#### [Extract]

:::::

CAGE SIDE OBSERVATIONS: Yes
- Time schedule: once a day (acclimation and pre-treatment), twice a day (before and after dosing; treatment, mating, post-mating, gestation, lactation); once a day (recovery), once prior to necropsy
DETAILED CLINICAL OBSERVATIONS: Yes
- Time schedule: once per week in all animals
BODY WEIGHT: Yes
- Time schedule for examinations: animal receipt day and day 5 of acclimation; once per week (pre-treatment); first day of dosing and then once per week (treatment); once per week (mating, post-mating); gestation days 0, 7, 14 and 20; lactation days 0, 4, 13; once per week (recovery)
FOOD CONSUMPTION AND COMPOUND INTAKE:
- Food consumption for each animal determined and mean daily diet consumption calculated as g food/kg body weight/day: Yes
- Time schedule: once per week (treatment and post-mating); gestation day 0, 7, 14 and 20; lactation day 0, 4 and 13; once per week (recovery)
FUNCTIONAL OBSERVATIONS:
- Sensory function tests (approach and touch response, tail pinch, acoustic startle response and pupillary reflex), grip strength and motor activity were conducted in 6 males and 6 females, selected from each group and in all animals of the recovery group shortly before scheduled sacrifice.
PARTURITION MONITORING:
-Mating-proven females were monitored twice daily for signs of parturition including abortion, premature delivery and difficult or prolonged parturition from GD 21.
CLINICAL PATHOLOGY
- Blood collection: 6 males and 6 females from each group prior to terminal sacrifice and animals of the recovery group.
- Haematology parameters examined: haematology (total leukocyte count, total red blood cell count, haemoglobin, haematocrit, mean corpuscular volume, prothrombin time, fibrinogen, mean corpuscular hemoglobin, mean corpuscular hemoglobin concentration, platelet count, reticulocyte counta, WBC differential count, Activated partial thromboplastin time)
- Clinical chemistry parameters examined: glucose, blood urea nitrogen, creatinine, total protein, albumin, albumin/globulin ratio, total cholesterol, triglyceride, phospholipid, aspartate aminotransferase (AST), alanine aminotransferase (ALT), total bilirubin (TBIL), alkaline phosphatase (ALP), gamma glutamyl transpeptidase (GGT), creatine phosphokinase, calcium, inorganic phosphorus, sodium, potassium, chloride
THYROID HORMONE ANALYSIS
- Blood collection: lactation day 13 (all dams), at termination (all adult males) - Oestrous cyclicity (parental animals):
- A vaginal smear was taken daily for each female from the beginning of the 14 days prior to mating with continued monitoring into the mating period until there was evidence of mating. Furthermore, regularity and length of the estrus cycle during the treatment period until mating was examined.

:::::

[Structured page parsing data]
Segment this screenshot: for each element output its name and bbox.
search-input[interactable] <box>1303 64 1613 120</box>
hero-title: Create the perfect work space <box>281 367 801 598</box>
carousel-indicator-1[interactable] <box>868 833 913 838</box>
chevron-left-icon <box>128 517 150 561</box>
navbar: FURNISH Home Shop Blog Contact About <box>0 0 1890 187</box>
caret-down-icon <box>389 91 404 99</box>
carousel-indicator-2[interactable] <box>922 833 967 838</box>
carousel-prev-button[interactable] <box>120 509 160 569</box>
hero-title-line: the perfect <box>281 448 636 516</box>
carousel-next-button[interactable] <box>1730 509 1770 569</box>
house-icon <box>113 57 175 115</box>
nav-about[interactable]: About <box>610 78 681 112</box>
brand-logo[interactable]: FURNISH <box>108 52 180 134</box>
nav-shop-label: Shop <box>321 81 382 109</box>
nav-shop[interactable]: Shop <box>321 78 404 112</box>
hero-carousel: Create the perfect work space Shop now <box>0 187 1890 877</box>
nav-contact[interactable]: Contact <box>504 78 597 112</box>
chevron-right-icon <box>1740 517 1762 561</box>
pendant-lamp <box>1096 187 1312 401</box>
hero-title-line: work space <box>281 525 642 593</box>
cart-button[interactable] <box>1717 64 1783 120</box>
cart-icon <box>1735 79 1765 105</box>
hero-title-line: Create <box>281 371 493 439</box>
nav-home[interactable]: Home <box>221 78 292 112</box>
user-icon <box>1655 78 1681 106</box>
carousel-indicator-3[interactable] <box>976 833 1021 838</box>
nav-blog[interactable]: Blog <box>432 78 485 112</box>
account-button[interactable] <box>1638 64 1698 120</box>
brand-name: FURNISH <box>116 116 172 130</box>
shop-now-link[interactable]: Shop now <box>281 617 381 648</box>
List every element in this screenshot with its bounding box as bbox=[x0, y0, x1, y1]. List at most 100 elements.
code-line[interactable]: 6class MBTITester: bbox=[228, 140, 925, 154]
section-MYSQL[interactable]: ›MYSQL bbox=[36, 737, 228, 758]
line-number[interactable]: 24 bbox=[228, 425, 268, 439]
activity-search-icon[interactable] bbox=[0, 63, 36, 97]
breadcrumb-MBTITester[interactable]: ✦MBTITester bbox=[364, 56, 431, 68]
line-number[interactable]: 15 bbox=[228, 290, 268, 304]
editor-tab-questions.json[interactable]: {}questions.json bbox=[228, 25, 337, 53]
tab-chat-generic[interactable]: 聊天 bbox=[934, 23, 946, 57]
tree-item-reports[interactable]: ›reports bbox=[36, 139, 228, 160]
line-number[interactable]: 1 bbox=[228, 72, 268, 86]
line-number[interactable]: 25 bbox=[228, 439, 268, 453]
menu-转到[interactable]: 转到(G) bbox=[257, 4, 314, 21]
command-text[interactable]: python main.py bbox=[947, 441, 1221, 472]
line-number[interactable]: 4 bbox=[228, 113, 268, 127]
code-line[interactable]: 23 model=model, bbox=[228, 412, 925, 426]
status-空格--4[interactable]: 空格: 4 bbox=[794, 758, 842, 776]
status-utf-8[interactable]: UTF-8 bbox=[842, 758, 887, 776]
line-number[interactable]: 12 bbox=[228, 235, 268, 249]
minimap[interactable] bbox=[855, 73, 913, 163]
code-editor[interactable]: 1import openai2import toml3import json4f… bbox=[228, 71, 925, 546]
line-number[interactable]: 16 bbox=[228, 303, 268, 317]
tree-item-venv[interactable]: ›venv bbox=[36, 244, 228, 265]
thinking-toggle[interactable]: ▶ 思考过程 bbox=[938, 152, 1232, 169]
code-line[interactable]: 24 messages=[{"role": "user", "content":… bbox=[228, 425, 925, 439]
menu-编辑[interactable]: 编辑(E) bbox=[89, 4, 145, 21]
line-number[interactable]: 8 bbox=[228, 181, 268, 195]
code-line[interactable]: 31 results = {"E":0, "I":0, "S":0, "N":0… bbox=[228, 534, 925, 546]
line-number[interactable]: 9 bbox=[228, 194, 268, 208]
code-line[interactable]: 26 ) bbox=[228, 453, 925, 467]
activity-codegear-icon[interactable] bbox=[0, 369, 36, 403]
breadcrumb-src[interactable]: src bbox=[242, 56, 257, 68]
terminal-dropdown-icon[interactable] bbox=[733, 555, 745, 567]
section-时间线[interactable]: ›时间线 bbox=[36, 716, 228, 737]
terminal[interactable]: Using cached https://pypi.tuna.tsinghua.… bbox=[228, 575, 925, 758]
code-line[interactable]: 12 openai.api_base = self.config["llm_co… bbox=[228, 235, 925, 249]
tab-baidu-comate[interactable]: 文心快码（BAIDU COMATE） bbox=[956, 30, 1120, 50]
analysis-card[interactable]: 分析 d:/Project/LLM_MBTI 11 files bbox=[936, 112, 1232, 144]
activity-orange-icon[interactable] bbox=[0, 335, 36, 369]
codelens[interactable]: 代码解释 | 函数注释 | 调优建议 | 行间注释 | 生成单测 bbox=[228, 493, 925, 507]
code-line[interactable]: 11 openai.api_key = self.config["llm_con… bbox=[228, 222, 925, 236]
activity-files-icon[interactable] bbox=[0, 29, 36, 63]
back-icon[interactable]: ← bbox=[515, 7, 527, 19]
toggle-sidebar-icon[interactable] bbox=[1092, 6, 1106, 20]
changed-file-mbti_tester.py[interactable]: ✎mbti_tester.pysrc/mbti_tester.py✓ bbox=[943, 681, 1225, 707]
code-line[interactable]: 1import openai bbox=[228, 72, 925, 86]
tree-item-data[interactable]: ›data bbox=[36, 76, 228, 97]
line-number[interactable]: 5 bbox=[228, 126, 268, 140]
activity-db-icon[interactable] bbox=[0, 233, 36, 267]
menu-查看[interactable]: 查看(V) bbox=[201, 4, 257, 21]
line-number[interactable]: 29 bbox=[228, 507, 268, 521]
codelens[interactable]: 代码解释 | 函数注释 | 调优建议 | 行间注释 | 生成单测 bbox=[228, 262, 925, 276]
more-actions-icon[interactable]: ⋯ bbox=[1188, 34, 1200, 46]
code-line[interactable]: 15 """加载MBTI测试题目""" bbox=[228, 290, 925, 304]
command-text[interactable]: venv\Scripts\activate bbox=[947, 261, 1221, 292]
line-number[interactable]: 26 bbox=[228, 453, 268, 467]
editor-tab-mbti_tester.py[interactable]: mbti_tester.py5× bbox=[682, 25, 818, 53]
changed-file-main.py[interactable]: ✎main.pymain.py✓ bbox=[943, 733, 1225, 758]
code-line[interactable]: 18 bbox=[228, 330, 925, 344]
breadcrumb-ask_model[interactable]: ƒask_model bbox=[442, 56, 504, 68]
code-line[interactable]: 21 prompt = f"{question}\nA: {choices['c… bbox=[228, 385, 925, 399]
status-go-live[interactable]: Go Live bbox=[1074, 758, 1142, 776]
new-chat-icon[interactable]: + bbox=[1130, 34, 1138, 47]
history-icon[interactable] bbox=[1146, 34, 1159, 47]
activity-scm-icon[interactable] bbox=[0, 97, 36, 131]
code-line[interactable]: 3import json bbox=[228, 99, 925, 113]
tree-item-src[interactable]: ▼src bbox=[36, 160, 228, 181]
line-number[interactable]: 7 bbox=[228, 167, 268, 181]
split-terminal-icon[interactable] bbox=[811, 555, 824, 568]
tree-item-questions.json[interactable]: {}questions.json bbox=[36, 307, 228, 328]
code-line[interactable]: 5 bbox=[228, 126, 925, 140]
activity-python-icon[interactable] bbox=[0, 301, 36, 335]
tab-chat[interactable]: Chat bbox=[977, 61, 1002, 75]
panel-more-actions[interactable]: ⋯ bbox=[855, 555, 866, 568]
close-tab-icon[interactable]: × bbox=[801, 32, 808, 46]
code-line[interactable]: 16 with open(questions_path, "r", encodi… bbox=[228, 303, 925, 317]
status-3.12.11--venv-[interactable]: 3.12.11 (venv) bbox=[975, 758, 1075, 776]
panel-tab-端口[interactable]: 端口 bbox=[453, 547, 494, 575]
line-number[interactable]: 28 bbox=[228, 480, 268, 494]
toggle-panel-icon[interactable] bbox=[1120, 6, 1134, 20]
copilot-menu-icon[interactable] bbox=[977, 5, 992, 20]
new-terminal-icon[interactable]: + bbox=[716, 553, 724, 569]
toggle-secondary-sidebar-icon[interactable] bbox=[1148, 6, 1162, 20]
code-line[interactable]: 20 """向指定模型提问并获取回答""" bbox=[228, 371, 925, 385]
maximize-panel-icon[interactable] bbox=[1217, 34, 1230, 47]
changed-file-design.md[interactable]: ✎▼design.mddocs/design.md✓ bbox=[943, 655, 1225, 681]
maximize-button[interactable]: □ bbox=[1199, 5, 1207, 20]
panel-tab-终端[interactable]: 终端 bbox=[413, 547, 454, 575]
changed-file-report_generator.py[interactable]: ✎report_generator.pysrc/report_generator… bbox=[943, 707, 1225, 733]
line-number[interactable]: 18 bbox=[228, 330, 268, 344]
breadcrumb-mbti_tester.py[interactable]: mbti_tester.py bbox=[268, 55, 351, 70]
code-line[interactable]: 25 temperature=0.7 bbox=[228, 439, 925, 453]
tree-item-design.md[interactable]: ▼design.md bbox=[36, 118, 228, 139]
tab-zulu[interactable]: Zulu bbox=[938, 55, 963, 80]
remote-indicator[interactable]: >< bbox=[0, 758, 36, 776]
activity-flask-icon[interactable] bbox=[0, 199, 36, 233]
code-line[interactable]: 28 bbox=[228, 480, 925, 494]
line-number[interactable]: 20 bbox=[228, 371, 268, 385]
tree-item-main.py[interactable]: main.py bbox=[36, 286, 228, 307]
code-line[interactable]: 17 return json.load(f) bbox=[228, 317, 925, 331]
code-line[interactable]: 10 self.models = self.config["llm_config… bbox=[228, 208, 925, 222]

:::::

#### [Requirement 1]
In the study protocol extract, from which gestation day were mating-proven females monitored for signs of parturition?
#### [Requirement 2]
Continue the study protocol extract after its final sentence.

#### [Your response 1]
From GD 21.

#### [Your response 2]
In addition, vaginal smear of sacrificed females was taken at termination to examine the stage of the estrus cycle and allow correlation with histopathology of female reproductive organs. - Sperm parameters (parental animals):
- No data
- Litter observations:
- STANDARDISATION OF LITTERS
- Performed on day 4 postpartum: yes
- If yes, maximum of 8 pups/litter (4/sex/litter as nearly as possible); excess pups were killed and discarded.
PARAMETERS EXAMINED
The following parameters were examined in F1 offspring:
mortality (once per day), general clinical signs including general appearance and behaviour changes (once per day), body weight and sex (post-natal day 0, 4 (before culling) and 13), anogenital distance (post-natal day 4), number of nipples in all male pups (post-natal day 12), thyroid hormone analysis (blood collection on post-natal day 4 - at least two culled pups, one male and one female if possible, per litter - and lactation day 13 - at least two pups, one male and one female if possible, per litter)
GROSS EXAMINATION OF DEAD PUPS:
yes, for external and visceral abnormalities; after day 5 of lactation, dead pups were necropsied with special attention to all vital organs. - Postmortem examinations (parental animals):
- SACRIFICE
- Male animals: All surviving animals were euthanized on the day after final dosing and necropsied.
- Maternal animals: All surviving main group animals on lactation day 14 were euthanized.
GROSS NECROPSY
- Gross necropsy consisted of external and internal examinations including the abdominal, thoracic and cranial cavities. Organs were removed and examined; special attention was paid to the organs of the reproductive system. For lactating dams, the number of implantation sites (right and left) was counted.
HISTOPATHOLOGY / ORGAN WEIGHTS
The following organs were weighed for all animals at terminal and recovery sacrifice and organ/body weight ratios using the terminal body weight (TBW) obtained prior to necropsy was calculated. Paired organs were weighed together unless gross abnormalities are present. However, paired reproductive organs were weighed separately:
Testes (right, left, a), brain (b), prostate (b), kidneys (b), spleen (b), heart (b), thymus (b), ovaries (right, left, b), epididymides (right, left, a), pituitary gland (b), liver (b), adrenal glands (b), lung (b), uterus (with cervis, b), seminal vesicles (with coagulation gland (b).
a: All male animals
b: Six animals were selected in each group and sex.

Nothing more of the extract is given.